§ TO DO: Search the material for the word "Dương" and report each line where it turns up.

§ WORKING DATA:

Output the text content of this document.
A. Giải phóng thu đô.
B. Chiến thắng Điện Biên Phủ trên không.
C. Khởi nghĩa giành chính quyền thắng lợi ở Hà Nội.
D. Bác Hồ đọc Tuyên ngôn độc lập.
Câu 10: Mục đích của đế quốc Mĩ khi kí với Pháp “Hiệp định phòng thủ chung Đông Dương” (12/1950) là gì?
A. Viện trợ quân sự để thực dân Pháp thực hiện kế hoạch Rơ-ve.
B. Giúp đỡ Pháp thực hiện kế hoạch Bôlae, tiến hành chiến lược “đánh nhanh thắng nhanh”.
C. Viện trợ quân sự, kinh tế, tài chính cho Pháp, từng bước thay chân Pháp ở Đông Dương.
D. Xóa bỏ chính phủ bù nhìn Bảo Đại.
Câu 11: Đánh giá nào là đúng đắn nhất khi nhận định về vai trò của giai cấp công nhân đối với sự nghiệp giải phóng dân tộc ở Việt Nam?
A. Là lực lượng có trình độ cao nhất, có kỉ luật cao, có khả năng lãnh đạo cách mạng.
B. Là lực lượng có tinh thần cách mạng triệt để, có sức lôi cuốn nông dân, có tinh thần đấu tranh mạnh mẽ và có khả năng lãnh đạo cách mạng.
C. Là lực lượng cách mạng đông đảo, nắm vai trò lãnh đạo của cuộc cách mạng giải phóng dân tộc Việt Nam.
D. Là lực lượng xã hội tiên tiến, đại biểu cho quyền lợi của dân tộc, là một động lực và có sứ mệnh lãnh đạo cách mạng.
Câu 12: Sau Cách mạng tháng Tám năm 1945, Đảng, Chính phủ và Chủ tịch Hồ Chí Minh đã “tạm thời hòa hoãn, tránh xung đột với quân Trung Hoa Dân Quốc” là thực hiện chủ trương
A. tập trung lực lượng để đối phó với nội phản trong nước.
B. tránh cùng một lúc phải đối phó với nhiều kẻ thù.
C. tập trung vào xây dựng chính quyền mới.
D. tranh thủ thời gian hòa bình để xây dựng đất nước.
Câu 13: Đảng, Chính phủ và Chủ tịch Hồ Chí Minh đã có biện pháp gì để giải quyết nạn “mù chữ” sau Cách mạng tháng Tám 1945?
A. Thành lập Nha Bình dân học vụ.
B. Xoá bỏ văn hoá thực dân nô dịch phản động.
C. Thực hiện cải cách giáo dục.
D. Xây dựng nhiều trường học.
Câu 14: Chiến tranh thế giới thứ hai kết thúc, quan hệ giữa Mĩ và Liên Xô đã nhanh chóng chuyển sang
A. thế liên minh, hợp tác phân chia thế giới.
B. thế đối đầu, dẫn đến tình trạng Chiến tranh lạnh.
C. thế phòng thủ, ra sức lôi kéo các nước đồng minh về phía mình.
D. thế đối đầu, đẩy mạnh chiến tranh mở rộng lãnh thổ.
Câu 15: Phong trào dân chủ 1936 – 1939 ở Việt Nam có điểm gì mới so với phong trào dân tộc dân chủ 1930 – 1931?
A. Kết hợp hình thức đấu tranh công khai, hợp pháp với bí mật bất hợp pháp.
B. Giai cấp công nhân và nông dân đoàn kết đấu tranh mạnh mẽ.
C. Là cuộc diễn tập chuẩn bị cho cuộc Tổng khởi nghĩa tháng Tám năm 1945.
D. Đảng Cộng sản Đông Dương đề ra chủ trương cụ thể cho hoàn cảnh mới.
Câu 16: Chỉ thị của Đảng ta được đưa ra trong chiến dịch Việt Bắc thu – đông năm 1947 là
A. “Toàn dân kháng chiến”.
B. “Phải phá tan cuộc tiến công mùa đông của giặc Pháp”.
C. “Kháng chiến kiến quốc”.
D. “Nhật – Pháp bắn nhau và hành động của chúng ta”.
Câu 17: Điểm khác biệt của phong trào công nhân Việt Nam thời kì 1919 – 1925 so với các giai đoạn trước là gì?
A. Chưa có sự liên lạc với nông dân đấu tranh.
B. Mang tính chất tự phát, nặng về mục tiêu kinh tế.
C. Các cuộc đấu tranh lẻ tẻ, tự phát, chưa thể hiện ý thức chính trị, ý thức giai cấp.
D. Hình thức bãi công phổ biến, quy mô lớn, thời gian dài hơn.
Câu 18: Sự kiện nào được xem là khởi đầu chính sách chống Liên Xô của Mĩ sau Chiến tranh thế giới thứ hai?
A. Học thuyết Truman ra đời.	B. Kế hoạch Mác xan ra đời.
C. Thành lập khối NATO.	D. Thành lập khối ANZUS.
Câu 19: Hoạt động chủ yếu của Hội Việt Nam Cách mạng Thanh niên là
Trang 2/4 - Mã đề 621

§ CORRECT RESULT:
Câu 10: Mục đích của đế quốc Mĩ khi kí với Pháp “Hiệp định phòng thủ chung Đông Dương” (12/1950) là gì?
C. Viện trợ quân sự, kinh tế, tài chính cho Pháp, từng bước thay chân Pháp ở Đông Dương.
D. Đảng Cộng sản Đông Dương đề ra chủ trương cụ thể cho hoàn cảnh mới.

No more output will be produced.